■ **THE REQUEST**:
Copy each line that has the string "Güvenlik" somewhere in it.

(Records from a data source)
========================================

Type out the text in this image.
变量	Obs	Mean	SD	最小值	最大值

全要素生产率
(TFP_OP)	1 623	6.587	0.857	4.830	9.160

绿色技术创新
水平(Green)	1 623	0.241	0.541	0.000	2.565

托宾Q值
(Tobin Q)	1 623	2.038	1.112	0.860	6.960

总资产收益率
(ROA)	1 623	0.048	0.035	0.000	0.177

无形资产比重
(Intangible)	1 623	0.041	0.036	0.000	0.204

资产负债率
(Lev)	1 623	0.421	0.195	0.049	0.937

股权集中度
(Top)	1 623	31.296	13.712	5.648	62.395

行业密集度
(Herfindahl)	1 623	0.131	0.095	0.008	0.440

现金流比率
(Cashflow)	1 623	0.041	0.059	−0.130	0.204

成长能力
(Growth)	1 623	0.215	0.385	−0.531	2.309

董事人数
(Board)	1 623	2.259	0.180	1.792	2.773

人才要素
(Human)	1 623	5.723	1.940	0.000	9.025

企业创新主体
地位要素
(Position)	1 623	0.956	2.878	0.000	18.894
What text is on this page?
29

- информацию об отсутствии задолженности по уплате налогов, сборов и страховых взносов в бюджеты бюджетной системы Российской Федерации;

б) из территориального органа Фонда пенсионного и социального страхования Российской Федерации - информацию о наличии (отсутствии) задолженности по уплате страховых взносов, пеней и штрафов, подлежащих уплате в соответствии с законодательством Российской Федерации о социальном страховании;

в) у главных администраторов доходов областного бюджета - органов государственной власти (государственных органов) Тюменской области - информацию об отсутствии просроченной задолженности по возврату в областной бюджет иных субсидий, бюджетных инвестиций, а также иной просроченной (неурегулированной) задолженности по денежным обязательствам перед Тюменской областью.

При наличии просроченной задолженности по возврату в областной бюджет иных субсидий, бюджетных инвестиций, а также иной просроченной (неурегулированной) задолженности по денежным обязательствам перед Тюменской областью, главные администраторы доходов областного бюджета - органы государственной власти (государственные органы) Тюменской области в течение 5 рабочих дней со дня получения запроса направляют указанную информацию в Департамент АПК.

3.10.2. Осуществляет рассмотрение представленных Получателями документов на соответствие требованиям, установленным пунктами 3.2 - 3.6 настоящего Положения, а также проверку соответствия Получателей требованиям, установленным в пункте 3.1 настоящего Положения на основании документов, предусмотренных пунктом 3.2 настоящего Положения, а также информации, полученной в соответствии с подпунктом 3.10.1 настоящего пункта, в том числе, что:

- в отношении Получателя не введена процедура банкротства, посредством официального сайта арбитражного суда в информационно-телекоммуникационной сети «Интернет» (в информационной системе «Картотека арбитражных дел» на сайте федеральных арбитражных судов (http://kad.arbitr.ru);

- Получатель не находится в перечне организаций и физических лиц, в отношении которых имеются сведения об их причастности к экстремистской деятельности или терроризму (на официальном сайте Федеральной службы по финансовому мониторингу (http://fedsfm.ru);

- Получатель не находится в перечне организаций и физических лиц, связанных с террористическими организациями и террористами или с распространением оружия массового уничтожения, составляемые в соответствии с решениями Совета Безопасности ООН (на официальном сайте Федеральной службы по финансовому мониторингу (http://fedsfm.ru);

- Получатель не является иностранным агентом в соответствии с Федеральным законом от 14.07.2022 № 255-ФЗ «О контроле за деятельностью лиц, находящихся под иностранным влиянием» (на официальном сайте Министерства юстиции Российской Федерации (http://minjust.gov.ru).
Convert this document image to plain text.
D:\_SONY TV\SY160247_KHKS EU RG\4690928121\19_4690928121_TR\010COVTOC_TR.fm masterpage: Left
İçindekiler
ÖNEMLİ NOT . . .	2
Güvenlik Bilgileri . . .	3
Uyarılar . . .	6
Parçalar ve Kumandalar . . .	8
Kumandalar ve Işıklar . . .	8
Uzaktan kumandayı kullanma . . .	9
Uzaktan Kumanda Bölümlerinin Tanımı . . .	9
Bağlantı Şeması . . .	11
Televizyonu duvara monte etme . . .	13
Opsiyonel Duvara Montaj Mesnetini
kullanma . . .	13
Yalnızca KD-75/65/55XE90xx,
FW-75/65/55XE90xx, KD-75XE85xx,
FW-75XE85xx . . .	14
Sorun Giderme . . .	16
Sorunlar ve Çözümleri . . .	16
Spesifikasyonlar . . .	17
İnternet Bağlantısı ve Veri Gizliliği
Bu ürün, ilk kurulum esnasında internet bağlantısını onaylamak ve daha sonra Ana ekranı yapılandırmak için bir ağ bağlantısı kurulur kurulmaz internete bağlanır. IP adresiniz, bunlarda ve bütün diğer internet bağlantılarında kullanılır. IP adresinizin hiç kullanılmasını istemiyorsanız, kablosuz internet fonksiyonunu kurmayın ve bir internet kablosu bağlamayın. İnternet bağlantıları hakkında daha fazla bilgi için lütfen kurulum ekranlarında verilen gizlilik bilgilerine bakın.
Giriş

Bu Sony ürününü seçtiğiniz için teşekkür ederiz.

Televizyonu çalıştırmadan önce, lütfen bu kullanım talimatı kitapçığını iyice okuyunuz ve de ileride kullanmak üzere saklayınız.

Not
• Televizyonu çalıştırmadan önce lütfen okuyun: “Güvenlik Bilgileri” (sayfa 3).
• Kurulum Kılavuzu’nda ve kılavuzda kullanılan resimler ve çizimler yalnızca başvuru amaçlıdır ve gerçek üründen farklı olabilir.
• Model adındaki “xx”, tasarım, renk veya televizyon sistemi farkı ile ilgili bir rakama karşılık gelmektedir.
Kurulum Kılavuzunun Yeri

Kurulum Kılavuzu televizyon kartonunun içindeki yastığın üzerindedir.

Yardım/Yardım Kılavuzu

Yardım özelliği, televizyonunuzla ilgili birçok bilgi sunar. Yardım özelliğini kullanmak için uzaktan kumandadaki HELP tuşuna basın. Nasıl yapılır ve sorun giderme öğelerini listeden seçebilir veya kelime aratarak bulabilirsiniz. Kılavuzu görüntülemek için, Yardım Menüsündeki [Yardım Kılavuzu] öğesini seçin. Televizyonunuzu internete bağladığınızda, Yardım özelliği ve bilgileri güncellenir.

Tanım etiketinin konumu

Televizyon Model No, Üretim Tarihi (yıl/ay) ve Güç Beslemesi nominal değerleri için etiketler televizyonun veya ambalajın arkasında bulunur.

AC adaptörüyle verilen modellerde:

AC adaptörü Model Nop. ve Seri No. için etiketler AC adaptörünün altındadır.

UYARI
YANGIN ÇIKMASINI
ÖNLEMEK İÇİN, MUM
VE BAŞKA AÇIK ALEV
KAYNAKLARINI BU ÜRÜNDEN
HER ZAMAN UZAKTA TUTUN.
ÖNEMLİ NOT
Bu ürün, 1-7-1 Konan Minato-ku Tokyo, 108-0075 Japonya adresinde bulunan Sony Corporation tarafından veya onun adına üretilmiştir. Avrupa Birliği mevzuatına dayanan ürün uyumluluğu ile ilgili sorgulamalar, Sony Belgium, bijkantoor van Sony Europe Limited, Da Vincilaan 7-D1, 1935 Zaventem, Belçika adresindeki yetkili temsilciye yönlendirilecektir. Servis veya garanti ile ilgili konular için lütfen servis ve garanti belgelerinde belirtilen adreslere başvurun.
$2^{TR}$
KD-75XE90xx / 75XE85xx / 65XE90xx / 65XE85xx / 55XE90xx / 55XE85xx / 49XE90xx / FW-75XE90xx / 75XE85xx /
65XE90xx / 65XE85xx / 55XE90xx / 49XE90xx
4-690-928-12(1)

========================================

■ **THE COMPLETED TASK**:
Güvenlik Bilgileri . . .	3
• Televizyonu çalıştırmadan önce lütfen okuyun: “Güvenlik Bilgileri” (sayfa 3).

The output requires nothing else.